Wherever the string "ylabel" appears in a line, extract that line.

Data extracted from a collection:
-- -- --

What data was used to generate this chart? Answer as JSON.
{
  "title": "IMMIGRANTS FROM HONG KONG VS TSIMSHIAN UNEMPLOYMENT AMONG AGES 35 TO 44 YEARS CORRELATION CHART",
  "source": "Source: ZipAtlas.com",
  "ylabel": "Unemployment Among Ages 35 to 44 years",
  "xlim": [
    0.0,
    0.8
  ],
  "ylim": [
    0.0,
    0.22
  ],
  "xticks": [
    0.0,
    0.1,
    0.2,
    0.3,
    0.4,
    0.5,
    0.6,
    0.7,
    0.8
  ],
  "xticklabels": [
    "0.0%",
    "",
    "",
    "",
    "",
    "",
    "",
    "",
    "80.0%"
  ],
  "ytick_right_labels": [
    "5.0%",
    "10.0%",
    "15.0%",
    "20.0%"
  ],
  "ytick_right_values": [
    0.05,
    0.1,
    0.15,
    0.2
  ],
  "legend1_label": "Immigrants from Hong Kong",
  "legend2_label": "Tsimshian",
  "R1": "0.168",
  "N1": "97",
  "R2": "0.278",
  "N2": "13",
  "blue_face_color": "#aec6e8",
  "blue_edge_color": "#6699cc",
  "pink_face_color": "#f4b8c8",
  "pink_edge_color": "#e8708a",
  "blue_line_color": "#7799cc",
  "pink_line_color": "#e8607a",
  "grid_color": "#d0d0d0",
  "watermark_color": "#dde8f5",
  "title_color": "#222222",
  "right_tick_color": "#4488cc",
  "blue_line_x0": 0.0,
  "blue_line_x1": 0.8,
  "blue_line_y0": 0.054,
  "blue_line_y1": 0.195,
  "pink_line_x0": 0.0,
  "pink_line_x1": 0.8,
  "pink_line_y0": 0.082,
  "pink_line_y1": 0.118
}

-- -- --

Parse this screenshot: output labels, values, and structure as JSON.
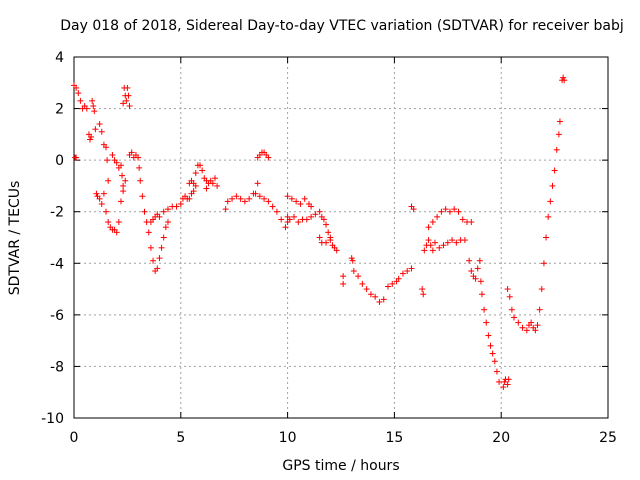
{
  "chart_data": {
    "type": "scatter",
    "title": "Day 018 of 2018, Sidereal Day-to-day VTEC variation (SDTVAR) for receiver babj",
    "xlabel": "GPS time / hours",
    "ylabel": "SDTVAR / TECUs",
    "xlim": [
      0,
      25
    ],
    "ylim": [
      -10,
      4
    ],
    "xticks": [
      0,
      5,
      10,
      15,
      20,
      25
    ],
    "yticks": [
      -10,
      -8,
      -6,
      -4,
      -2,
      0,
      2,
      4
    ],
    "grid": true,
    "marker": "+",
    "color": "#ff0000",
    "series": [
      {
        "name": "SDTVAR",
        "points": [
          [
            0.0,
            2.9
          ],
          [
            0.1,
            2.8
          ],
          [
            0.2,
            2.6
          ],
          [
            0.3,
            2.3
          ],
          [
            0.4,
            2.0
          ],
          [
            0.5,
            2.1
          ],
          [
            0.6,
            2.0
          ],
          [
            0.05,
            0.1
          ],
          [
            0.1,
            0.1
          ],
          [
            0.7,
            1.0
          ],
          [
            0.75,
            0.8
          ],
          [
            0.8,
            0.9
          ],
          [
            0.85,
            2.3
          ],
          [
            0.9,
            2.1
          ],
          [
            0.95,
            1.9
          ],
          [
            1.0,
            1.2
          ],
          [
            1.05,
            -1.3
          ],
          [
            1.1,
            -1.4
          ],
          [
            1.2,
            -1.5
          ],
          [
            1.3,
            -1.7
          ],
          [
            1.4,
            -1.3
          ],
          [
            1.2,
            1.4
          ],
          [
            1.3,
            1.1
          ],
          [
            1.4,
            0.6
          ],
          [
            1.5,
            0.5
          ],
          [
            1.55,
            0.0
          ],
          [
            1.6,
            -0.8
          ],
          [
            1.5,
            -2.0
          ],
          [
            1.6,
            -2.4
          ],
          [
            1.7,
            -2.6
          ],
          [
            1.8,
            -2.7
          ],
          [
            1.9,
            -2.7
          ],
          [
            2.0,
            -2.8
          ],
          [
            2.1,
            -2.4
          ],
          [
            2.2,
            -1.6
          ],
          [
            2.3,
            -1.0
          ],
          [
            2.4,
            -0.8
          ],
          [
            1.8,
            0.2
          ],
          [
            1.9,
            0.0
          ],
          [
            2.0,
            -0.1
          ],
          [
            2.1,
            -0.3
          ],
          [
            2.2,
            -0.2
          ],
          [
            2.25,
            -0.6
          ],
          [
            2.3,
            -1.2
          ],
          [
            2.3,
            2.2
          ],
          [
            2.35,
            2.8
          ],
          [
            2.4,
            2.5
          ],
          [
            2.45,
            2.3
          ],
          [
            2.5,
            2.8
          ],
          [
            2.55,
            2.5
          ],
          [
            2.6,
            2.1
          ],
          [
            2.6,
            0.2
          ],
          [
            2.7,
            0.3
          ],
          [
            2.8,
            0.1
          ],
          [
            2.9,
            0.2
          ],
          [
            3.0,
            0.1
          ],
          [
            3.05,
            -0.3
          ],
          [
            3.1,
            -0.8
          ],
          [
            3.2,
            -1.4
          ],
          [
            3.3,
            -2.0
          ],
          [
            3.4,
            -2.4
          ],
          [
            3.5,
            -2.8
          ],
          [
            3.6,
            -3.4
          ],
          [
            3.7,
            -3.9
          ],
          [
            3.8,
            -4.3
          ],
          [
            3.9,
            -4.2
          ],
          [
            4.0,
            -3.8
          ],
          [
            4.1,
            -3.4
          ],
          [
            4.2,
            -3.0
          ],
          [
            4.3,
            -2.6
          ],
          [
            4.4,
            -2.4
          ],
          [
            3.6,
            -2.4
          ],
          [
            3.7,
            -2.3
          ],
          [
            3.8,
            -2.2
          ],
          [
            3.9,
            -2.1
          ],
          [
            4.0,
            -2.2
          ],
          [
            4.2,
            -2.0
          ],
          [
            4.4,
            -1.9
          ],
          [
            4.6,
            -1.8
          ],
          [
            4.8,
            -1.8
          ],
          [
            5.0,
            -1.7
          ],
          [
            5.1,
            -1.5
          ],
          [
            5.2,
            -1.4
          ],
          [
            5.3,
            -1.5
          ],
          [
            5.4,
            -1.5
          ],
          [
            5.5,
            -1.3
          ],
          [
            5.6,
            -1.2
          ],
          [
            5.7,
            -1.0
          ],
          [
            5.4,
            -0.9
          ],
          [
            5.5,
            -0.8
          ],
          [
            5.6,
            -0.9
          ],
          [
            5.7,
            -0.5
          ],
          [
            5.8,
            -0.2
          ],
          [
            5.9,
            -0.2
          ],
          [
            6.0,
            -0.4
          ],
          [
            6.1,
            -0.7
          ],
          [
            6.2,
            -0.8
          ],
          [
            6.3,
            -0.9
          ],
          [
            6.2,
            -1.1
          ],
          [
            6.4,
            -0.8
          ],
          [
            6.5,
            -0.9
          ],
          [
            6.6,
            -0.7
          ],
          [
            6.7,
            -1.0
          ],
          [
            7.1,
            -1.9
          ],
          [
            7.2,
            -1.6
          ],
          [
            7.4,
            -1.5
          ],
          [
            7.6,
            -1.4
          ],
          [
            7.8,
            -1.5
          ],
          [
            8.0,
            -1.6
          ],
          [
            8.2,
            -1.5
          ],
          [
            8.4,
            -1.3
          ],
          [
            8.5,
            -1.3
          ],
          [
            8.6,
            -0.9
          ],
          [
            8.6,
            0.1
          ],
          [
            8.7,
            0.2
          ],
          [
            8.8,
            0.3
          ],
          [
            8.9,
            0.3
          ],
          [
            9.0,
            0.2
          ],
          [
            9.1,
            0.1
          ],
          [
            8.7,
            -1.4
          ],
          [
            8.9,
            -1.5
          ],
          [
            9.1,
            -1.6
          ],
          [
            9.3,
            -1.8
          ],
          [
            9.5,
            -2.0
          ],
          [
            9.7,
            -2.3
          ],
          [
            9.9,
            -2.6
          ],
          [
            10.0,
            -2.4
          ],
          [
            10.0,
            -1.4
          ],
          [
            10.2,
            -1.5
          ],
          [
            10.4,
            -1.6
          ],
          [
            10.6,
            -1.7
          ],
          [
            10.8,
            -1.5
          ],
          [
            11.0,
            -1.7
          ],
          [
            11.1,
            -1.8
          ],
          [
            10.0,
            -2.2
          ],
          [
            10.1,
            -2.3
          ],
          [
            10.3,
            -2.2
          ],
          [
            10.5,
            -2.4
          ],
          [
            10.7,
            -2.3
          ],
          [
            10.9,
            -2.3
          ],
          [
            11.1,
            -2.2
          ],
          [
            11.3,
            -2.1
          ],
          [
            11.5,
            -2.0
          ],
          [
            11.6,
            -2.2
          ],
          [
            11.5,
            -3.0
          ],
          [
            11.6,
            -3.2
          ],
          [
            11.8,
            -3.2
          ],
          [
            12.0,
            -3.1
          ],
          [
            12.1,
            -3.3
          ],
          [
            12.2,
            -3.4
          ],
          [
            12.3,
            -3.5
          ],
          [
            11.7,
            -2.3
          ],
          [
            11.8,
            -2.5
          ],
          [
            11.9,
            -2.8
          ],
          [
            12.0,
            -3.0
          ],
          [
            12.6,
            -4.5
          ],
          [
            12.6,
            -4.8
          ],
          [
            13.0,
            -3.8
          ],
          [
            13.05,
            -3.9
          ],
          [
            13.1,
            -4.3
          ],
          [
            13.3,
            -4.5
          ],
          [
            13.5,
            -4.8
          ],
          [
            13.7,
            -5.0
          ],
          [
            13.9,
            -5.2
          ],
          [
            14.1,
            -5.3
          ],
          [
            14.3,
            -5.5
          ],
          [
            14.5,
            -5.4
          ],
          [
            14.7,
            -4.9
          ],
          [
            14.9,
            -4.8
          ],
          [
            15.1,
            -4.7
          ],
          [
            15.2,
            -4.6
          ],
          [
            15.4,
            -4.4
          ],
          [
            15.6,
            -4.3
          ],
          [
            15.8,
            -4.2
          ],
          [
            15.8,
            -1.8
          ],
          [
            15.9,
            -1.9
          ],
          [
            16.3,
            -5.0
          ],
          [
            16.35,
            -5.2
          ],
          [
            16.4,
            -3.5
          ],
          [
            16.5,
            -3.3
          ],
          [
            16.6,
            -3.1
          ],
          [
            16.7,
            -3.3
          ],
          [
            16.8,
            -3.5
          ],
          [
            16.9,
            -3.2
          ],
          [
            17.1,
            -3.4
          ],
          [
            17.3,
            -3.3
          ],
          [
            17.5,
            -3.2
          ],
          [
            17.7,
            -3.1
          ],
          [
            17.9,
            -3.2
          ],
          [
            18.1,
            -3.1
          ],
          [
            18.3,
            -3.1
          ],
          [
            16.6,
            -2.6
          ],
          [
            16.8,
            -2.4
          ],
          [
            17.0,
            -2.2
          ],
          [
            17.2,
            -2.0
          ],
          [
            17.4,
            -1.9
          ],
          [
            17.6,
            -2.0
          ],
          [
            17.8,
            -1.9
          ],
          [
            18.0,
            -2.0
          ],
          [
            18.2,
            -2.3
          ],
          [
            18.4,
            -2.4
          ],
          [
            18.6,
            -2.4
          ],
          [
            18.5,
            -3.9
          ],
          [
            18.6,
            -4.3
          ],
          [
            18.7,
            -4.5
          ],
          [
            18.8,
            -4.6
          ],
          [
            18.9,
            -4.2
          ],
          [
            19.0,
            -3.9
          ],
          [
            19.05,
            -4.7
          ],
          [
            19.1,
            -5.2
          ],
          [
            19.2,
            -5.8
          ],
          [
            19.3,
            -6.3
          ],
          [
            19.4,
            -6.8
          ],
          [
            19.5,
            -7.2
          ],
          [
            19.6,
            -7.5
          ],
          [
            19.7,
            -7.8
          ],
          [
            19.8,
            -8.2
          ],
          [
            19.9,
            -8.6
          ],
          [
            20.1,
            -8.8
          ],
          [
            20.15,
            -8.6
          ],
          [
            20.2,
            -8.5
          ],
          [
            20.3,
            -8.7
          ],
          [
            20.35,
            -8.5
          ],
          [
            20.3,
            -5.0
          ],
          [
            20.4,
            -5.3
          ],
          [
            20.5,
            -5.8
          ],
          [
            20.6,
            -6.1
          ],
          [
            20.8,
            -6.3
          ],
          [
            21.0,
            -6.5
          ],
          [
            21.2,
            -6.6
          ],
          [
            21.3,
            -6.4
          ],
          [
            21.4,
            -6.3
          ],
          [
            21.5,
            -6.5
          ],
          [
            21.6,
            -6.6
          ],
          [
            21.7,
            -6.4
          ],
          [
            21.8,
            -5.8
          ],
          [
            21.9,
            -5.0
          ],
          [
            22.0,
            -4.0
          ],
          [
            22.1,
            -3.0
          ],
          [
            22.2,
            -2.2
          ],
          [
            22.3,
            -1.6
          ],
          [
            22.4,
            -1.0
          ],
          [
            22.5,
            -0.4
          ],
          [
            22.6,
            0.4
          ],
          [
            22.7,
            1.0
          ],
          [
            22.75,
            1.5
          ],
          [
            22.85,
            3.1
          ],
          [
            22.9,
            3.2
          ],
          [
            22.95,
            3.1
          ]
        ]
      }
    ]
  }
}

-- -- --

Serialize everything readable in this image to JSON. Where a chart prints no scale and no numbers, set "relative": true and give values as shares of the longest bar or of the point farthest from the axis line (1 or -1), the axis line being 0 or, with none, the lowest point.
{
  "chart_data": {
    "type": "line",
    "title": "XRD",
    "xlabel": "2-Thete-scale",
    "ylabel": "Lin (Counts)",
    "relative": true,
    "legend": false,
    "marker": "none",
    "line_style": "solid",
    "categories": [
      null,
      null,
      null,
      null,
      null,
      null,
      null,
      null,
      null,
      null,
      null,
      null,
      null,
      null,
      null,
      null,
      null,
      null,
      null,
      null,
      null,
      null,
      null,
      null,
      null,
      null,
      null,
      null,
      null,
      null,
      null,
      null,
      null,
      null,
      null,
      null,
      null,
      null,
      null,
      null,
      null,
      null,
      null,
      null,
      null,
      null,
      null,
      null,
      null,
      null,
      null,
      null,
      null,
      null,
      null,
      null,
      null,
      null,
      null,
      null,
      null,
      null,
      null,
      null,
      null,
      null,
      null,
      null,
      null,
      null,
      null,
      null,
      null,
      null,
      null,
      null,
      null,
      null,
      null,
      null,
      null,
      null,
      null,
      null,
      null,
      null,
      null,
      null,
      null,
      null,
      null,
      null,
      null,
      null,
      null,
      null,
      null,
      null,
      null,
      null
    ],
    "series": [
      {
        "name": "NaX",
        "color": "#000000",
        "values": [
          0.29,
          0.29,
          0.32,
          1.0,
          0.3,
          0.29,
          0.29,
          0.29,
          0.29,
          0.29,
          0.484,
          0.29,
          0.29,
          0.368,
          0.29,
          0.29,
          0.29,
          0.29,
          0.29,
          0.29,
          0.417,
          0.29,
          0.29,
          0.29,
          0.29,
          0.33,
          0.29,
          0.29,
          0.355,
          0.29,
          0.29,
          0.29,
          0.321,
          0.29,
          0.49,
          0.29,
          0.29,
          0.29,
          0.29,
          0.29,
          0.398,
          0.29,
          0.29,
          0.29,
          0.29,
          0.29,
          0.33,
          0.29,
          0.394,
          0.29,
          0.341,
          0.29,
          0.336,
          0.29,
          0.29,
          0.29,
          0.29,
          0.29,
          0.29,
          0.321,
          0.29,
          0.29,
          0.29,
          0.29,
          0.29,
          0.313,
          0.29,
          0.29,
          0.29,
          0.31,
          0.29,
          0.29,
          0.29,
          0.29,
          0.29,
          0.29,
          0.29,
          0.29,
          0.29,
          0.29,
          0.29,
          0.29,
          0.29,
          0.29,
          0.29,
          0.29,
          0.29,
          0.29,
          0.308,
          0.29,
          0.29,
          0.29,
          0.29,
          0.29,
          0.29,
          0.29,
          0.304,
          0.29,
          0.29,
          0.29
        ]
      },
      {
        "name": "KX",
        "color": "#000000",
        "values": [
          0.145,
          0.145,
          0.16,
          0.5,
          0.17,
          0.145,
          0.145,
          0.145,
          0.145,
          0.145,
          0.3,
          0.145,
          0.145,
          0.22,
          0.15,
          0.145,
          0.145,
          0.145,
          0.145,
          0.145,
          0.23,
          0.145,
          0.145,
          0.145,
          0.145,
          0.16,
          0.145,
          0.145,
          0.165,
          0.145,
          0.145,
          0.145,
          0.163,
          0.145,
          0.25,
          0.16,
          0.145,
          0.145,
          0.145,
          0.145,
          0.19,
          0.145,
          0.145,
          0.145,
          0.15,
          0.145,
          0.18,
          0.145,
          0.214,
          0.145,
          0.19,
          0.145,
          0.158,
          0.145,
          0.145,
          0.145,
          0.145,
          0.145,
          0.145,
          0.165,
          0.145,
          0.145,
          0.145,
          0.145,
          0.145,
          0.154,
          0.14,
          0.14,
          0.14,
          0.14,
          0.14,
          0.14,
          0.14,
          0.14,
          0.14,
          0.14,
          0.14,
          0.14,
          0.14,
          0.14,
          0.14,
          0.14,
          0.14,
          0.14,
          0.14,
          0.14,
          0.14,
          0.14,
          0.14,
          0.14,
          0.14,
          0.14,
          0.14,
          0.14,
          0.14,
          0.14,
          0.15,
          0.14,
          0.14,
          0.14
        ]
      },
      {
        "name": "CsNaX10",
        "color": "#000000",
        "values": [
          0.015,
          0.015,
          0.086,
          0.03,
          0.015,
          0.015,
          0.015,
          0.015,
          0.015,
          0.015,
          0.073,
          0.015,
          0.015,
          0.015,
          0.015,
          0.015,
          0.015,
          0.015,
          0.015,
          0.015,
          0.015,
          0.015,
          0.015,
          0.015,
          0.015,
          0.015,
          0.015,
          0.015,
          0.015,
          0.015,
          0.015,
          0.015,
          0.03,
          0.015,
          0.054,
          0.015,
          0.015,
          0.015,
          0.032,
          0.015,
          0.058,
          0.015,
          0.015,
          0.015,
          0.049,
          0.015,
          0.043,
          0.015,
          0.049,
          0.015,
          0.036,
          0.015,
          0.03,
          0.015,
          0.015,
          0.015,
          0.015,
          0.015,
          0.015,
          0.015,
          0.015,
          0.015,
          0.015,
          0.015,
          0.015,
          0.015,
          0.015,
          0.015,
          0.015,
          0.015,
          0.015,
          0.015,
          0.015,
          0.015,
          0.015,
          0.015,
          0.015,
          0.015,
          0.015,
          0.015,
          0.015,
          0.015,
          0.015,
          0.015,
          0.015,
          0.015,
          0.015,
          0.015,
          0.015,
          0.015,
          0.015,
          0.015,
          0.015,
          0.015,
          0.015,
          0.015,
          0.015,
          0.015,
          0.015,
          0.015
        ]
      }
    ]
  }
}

-- -- --

**The reply**:
  "ylabel": "Unemployment Among Ages 35 to 44 years",
    "ylabel": "SDTVAR / TECUs",
    "ylabel": "Lin (Counts)",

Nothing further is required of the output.